───── TASK INPUT

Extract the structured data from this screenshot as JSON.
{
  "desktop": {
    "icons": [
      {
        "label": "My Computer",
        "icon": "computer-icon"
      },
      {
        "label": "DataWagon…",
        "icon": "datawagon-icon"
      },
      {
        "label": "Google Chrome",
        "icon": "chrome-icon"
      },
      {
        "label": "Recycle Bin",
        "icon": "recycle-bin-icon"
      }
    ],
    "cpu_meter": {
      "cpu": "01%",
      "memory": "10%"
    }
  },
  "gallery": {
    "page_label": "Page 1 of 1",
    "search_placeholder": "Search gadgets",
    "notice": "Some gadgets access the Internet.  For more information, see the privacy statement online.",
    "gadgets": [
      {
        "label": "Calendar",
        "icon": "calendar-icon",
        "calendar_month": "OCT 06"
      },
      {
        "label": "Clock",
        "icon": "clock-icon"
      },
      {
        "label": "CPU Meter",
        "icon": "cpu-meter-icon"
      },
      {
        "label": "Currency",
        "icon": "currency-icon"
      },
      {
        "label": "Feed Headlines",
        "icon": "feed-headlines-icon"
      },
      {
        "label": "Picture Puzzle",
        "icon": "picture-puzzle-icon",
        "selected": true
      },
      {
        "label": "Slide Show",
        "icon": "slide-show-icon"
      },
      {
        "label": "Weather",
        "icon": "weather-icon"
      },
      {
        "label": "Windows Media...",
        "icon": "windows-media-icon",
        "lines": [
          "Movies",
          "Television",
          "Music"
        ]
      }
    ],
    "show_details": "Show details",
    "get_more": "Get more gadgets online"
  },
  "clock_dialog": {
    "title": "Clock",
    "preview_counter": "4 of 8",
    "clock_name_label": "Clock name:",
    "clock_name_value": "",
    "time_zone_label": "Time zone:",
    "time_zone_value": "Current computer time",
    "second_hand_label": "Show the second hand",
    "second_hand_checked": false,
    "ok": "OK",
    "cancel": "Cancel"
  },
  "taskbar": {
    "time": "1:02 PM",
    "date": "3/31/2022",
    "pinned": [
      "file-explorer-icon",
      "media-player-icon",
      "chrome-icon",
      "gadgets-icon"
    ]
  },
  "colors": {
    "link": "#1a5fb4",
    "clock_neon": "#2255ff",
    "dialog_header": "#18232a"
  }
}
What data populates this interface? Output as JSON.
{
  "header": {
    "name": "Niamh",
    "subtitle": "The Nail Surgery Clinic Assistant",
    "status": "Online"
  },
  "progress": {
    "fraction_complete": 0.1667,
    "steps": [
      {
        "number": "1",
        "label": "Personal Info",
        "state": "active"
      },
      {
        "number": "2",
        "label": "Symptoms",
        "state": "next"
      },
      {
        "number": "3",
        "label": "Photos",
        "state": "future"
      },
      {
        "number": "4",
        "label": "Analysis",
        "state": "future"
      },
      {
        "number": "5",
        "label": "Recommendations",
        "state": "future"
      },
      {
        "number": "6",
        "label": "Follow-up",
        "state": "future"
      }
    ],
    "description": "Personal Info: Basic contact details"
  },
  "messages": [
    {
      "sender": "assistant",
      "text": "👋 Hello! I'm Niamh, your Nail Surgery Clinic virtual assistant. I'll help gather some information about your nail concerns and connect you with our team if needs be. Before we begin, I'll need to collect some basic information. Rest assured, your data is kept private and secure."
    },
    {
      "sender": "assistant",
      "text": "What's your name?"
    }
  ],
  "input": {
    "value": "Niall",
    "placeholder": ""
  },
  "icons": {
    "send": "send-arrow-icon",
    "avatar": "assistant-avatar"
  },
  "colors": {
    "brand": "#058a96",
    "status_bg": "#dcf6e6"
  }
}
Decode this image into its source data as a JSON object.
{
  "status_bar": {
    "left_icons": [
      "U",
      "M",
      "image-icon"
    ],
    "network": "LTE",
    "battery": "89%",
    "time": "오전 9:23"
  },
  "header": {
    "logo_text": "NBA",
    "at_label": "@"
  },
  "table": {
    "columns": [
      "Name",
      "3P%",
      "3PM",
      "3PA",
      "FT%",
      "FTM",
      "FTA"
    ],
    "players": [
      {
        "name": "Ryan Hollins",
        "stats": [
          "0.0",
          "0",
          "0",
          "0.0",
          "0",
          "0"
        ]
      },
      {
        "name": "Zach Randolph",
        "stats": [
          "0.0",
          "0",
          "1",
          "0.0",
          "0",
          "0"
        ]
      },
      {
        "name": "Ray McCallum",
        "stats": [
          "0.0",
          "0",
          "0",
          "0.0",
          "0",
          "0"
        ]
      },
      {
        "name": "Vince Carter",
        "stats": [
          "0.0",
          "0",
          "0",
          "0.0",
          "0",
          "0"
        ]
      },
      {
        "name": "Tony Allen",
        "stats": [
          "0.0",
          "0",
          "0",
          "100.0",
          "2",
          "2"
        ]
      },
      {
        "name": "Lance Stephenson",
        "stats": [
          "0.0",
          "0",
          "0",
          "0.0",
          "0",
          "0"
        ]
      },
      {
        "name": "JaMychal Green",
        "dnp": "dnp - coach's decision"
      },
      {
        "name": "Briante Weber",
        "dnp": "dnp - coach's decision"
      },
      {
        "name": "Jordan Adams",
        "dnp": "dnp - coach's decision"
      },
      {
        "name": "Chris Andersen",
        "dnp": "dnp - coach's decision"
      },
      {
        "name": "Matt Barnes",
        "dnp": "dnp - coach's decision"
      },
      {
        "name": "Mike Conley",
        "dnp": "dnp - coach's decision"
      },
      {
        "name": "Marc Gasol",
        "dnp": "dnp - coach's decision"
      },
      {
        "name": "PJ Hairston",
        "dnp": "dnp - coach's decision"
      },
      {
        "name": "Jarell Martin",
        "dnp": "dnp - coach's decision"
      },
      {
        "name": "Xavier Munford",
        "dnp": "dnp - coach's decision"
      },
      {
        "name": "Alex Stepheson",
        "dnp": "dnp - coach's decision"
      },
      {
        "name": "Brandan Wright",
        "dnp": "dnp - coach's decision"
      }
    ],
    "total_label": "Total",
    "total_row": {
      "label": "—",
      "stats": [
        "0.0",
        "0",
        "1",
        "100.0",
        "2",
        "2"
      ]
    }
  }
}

──────────

Repeat each entry word for word.

**COMPLETED TASK**
Extract the structured data from this screenshot as JSON.
{
  "desktop": {
    "icons": [
      {
        "label": "My Computer",
        "icon": "computer-icon"
      },
      {
        "label": "DataWagon…",
        "icon": "datawagon-icon"
      },
      {
        "label": "Google Chrome",
        "icon": "chrome-icon"
      },
      {
        "label": "Recycle Bin",
        "icon": "recycle-bin-icon"
      }
    ],
    "cpu_meter": {
      "cpu": "01%",
      "memory": "10%"
    }
  },
  "gallery": {
    "page_label": "Page 1 of 1",
    "search_placeholder": "Search gadgets",
    "notice": "Some gadgets access the Internet.  For more information, see the privacy statement online.",
    "gadgets": [
      {
        "label": "Calendar",
        "icon": "calendar-icon",
        "calendar_month": "OCT 06"
      },
      {
        "label": "Clock",
        "icon": "clock-icon"
      },
      {
        "label": "CPU Meter",
        "icon": "cpu-meter-icon"
      },
      {
        "label": "Currency",
        "icon": "currency-icon"
      },
      {
        "label": "Feed Headlines",
        "icon": "feed-headlines-icon"
      },
      {
        "label": "Picture Puzzle",
        "icon": "picture-puzzle-icon",
        "selected": true
      },
      {
        "label": "Slide Show",
        "icon": "slide-show-icon"
      },
      {
        "label": "Weather",
        "icon": "weather-icon"
      },
      {
        "label": "Windows Media...",
        "icon": "windows-media-icon",
        "lines": [
          "Movies",
          "Television",
          "Music"
        ]
      }
    ],
    "show_details": "Show details",
    "get_more": "Get more gadgets online"
  },
  "clock_dialog": {
    "title": "Clock",
    "preview_counter": "4 of 8",
    "clock_name_label": "Clock name:",
    "clock_name_value": "",
    "time_zone_label": "Time zone:",
    "time_zone_value": "Current computer time",
    "second_hand_label": "Show the second hand",
    "second_hand_checked": false,
    "ok": "OK",
    "cancel": "Cancel"
  },
  "taskbar": {
    "time": "1:02 PM",
    "date": "3/31/2022",
    "pinned": [
      "file-explorer-icon",
      "media-player-icon",
      "chrome-icon",
      "gadgets-icon"
    ]
  },
  "colors": {
    "link": "#1a5fb4",
    "clock_neon": "#2255ff",
    "dialog_header": "#18232a"
  }
}
What data populates this interface? Output as JSON.
{
  "header": {
    "name": "Niamh",
    "subtitle": "The Nail Surgery Clinic Assistant",
    "status": "Online"
  },
  "progress": {
    "fraction_complete": 0.1667,
    "steps": [
      {
        "number": "1",
        "label": "Personal Info",
        "state": "active"
      },
      {
        "number": "2",
        "label": "Symptoms",
        "state": "next"
      },
      {
        "number": "3",
        "label": "Photos",
        "state": "future"
      },
      {
        "number": "4",
        "label": "Analysis",
        "state": "future"
      },
      {
        "number": "5",
        "label": "Recommendations",
        "state": "future"
      },
      {
        "number": "6",
        "label": "Follow-up",
        "state": "future"
      }
    ],
    "description": "Personal Info: Basic contact details"
  },
  "messages": [
    {
      "sender": "assistant",
      "text": "👋 Hello! I'm Niamh, your Nail Surgery Clinic virtual assistant. I'll help gather some information about your nail concerns and connect you with our team if needs be. Before we begin, I'll need to collect some basic information. Rest assured, your data is kept private and secure."
    },
    {
      "sender": "assistant",
      "text": "What's your name?"
    }
  ],
  "input": {
    "value": "Niall",
    "placeholder": ""
  },
  "icons": {
    "send": "send-arrow-icon",
    "avatar": "assistant-avatar"
  },
  "colors": {
    "brand": "#058a96",
    "status_bg": "#dcf6e6"
  }
}
Decode this image into its source data as a JSON object.
{
  "status_bar": {
    "left_icons": [
      "U",
      "M",
      "image-icon"
    ],
    "network": "LTE",
    "battery": "89%",
    "time": "오전 9:23"
  },
  "header": {
    "logo_text": "NBA",
    "at_label": "@"
  },
  "table": {
    "columns": [
      "Name",
      "3P%",
      "3PM",
      "3PA",
      "FT%",
      "FTM",
      "FTA"
    ],
    "players": [
      {
        "name": "Ryan Hollins",
        "stats": [
          "0.0",
          "0",
          "0",
          "0.0",
          "0",
          "0"
        ]
      },
      {
        "name": "Zach Randolph",
        "stats": [
          "0.0",
          "0",
          "1",
          "0.0",
          "0",
          "0"
        ]
      },
      {
        "name": "Ray McCallum",
        "stats": [
          "0.0",
          "0",
          "0",
          "0.0",
          "0",
          "0"
        ]
      },
      {
        "name": "Vince Carter",
        "stats": [
          "0.0",
          "0",
          "0",
          "0.0",
          "0",
          "0"
        ]
      },
      {
        "name": "Tony Allen",
        "stats": [
          "0.0",
          "0",
          "0",
          "100.0",
          "2",
          "2"
        ]
      },
      {
        "name": "Lance Stephenson",
        "stats": [
          "0.0",
          "0",
          "0",
          "0.0",
          "0",
          "0"
        ]
      },
      {
        "name": "JaMychal Green",
        "dnp": "dnp - coach's decision"
      },
      {
        "name": "Briante Weber",
        "dnp": "dnp - coach's decision"
      },
      {
        "name": "Jordan Adams",
        "dnp": "dnp - coach's decision"
      },
      {
        "name": "Chris Andersen",
        "dnp": "dnp - coach's decision"
      },
      {
        "name": "Matt Barnes",
        "dnp": "dnp - coach's decision"
      },
      {
        "name": "Mike Conley",
        "dnp": "dnp - coach's decision"
      },
      {
        "name": "Marc Gasol",
        "dnp": "dnp - coach's decision"
      },
      {
        "name": "PJ Hairston",
        "dnp": "dnp - coach's decision"
      },
      {
        "name": "Jarell Martin",
        "dnp": "dnp - coach's decision"
      },
      {
        "name": "Xavier Munford",
        "dnp": "dnp - coach's decision"
      },
      {
        "name": "Alex Stepheson",
        "dnp": "dnp - coach's decision"
      },
      {
        "name": "Brandan Wright",
        "dnp": "dnp - coach's decision"
      }
    ],
    "total_label": "Total",
    "total_row": {
      "label": "—",
      "stats": [
        "0.0",
        "0",
        "1",
        "100.0",
        "2",
        "2"
      ]
    }
  }
}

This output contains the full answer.